***** Exercise inputs *****
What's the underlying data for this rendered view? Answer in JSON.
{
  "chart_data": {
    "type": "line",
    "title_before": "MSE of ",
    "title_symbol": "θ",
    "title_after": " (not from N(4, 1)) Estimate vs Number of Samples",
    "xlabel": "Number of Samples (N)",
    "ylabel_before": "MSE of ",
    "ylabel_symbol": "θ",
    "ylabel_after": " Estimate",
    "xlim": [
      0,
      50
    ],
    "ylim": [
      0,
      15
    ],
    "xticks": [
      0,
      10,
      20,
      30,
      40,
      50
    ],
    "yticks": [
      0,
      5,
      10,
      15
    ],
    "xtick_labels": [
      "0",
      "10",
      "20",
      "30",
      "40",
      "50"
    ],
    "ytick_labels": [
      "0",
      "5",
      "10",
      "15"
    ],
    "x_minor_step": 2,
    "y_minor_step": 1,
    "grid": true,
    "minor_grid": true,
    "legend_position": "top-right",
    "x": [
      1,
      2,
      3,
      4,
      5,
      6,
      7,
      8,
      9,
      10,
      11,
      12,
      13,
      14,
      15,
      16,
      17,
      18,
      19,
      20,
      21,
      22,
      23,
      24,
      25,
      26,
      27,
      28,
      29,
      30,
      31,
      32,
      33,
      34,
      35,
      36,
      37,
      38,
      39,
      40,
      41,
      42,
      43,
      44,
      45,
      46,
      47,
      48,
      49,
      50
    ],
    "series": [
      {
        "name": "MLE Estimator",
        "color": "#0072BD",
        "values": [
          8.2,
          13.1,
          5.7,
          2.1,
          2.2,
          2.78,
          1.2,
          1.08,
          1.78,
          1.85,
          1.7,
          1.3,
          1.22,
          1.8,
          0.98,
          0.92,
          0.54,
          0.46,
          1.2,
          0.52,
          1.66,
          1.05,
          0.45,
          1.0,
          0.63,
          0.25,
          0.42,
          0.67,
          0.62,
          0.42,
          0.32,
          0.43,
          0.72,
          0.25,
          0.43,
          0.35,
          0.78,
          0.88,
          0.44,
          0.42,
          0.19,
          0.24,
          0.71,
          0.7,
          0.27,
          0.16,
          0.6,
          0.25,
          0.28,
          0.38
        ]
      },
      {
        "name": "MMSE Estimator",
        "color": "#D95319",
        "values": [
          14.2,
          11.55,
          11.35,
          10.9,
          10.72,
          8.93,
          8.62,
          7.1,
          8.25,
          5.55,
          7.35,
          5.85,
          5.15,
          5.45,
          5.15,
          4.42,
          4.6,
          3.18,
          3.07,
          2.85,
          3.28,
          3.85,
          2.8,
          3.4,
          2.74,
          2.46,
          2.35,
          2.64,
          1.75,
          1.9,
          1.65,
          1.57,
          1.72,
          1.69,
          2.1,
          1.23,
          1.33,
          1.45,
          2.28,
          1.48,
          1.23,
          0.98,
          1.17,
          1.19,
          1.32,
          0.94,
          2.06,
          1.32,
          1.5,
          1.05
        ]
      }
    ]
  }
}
*****
- [Set problem]
Write out every entry exactly as given.

- [Complete answer]
What's the underlying data for this rendered view? Answer in JSON.
{
  "chart_data": {
    "type": "line",
    "title_before": "MSE of ",
    "title_symbol": "θ",
    "title_after": " (not from N(4, 1)) Estimate vs Number of Samples",
    "xlabel": "Number of Samples (N)",
    "ylabel_before": "MSE of ",
    "ylabel_symbol": "θ",
    "ylabel_after": " Estimate",
    "xlim": [
      0,
      50
    ],
    "ylim": [
      0,
      15
    ],
    "xticks": [
      0,
      10,
      20,
      30,
      40,
      50
    ],
    "yticks": [
      0,
      5,
      10,
      15
    ],
    "xtick_labels": [
      "0",
      "10",
      "20",
      "30",
      "40",
      "50"
    ],
    "ytick_labels": [
      "0",
      "5",
      "10",
      "15"
    ],
    "x_minor_step": 2,
    "y_minor_step": 1,
    "grid": true,
    "minor_grid": true,
    "legend_position": "top-right",
    "x": [
      1,
      2,
      3,
      4,
      5,
      6,
      7,
      8,
      9,
      10,
      11,
      12,
      13,
      14,
      15,
      16,
      17,
      18,
      19,
      20,
      21,
      22,
      23,
      24,
      25,
      26,
      27,
      28,
      29,
      30,
      31,
      32,
      33,
      34,
      35,
      36,
      37,
      38,
      39,
      40,
      41,
      42,
      43,
      44,
      45,
      46,
      47,
      48,
      49,
      50
    ],
    "series": [
      {
        "name": "MLE Estimator",
        "color": "#0072BD",
        "values": [
          8.2,
          13.1,
          5.7,
          2.1,
          2.2,
          2.78,
          1.2,
          1.08,
          1.78,
          1.85,
          1.7,
          1.3,
          1.22,
          1.8,
          0.98,
          0.92,
          0.54,
          0.46,
          1.2,
          0.52,
          1.66,
          1.05,
          0.45,
          1.0,
          0.63,
          0.25,
          0.42,
          0.67,
          0.62,
          0.42,
          0.32,
          0.43,
          0.72,
          0.25,
          0.43,
          0.35,
          0.78,
          0.88,
          0.44,
          0.42,
          0.19,
          0.24,
          0.71,
          0.7,
          0.27,
          0.16,
          0.6,
          0.25,
          0.28,
          0.38
        ]
      },
      {
        "name": "MMSE Estimator",
        "color": "#D95319",
        "values": [
          14.2,
          11.55,
          11.35,
          10.9,
          10.72,
          8.93,
          8.62,
          7.1,
          8.25,
          5.55,
          7.35,
          5.85,
          5.15,
          5.45,
          5.15,
          4.42,
          4.6,
          3.18,
          3.07,
          2.85,
          3.28,
          3.85,
          2.8,
          3.4,
          2.74,
          2.46,
          2.35,
          2.64,
          1.75,
          1.9,
          1.65,
          1.57,
          1.72,
          1.69,
          2.1,
          1.23,
          1.33,
          1.45,
          2.28,
          1.48,
          1.23,
          0.98,
          1.17,
          1.19,
          1.32,
          0.94,
          2.06,
          1.32,
          1.5,
          1.05
        ]
      }
    ]
  }
}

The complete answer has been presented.